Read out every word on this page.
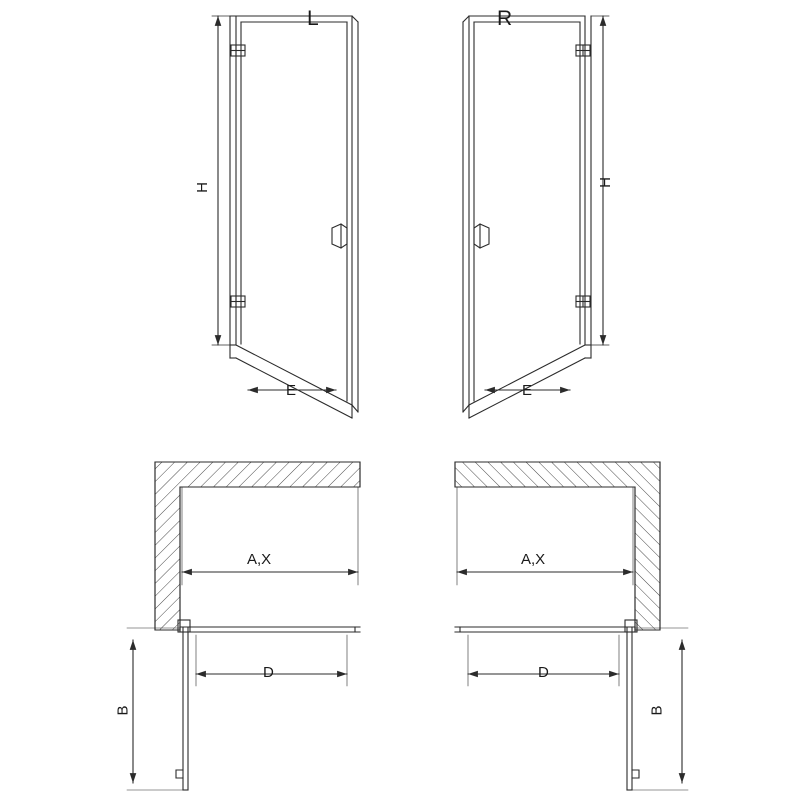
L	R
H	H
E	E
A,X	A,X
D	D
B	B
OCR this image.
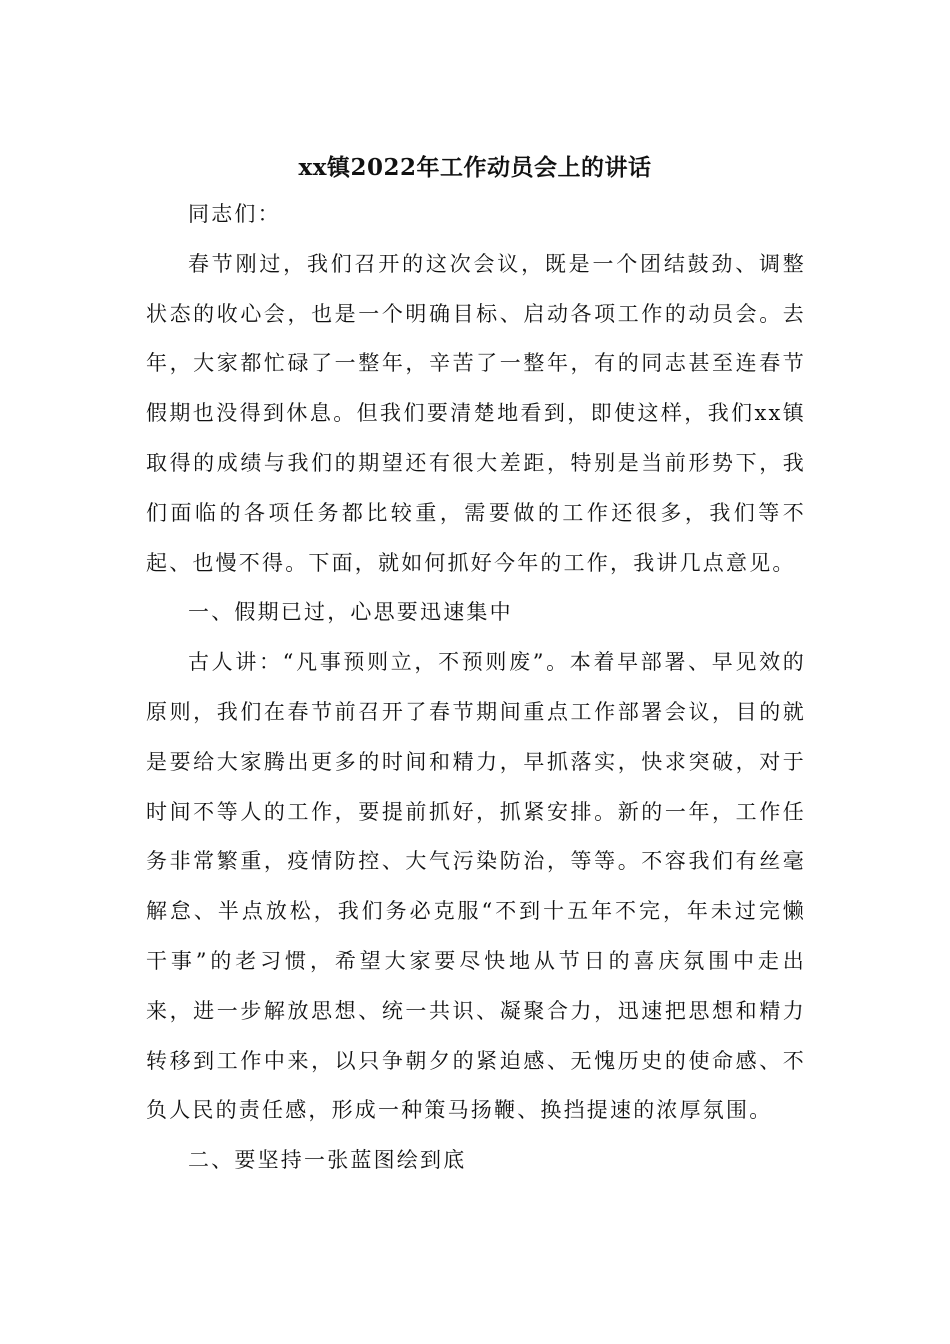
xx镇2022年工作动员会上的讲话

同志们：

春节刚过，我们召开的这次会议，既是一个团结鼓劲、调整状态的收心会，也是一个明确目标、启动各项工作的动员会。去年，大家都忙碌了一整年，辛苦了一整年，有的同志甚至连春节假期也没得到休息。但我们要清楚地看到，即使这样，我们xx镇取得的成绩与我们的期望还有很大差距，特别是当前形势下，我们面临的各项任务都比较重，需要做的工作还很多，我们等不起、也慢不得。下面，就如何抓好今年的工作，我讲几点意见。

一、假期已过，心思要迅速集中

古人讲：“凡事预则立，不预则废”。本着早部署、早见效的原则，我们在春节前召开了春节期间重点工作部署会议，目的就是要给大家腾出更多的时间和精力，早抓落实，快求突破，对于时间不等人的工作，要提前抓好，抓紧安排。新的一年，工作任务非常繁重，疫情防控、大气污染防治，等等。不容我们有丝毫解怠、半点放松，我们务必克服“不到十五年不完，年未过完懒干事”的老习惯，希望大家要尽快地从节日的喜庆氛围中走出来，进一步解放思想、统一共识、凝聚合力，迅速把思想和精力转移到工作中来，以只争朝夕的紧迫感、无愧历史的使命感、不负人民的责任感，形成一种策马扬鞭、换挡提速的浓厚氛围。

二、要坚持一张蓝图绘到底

-=-=-

_WHAT NEEDS TO BE DONE_. Copy every line of the data exactly as written, excluding the pictures.

_SOLVED PROBLEM_.
Read out every word on this page.
L	R
H	H
E	E
A,X	A,X
D	D
B	B
OCR this image.
xx镇2022年工作动员会上的讲话

同志们：

春节刚过，我们召开的这次会议，既是一个团结鼓劲、调整状态的收心会，也是一个明确目标、启动各项工作的动员会。去年，大家都忙碌了一整年，辛苦了一整年，有的同志甚至连春节假期也没得到休息。但我们要清楚地看到，即使这样，我们xx镇取得的成绩与我们的期望还有很大差距，特别是当前形势下，我们面临的各项任务都比较重，需要做的工作还很多，我们等不起、也慢不得。下面，就如何抓好今年的工作，我讲几点意见。

一、假期已过，心思要迅速集中

古人讲：“凡事预则立，不预则废”。本着早部署、早见效的原则，我们在春节前召开了春节期间重点工作部署会议，目的就是要给大家腾出更多的时间和精力，早抓落实，快求突破，对于时间不等人的工作，要提前抓好，抓紧安排。新的一年，工作任务非常繁重，疫情防控、大气污染防治，等等。不容我们有丝毫解怠、半点放松，我们务必克服“不到十五年不完，年未过完懒干事”的老习惯，希望大家要尽快地从节日的喜庆氛围中走出来，进一步解放思想、统一共识、凝聚合力，迅速把思想和精力转移到工作中来，以只争朝夕的紧迫感、无愧历史的使命感、不负人民的责任感，形成一种策马扬鞭、换挡提速的浓厚氛围。

二、要坚持一张蓝图绘到底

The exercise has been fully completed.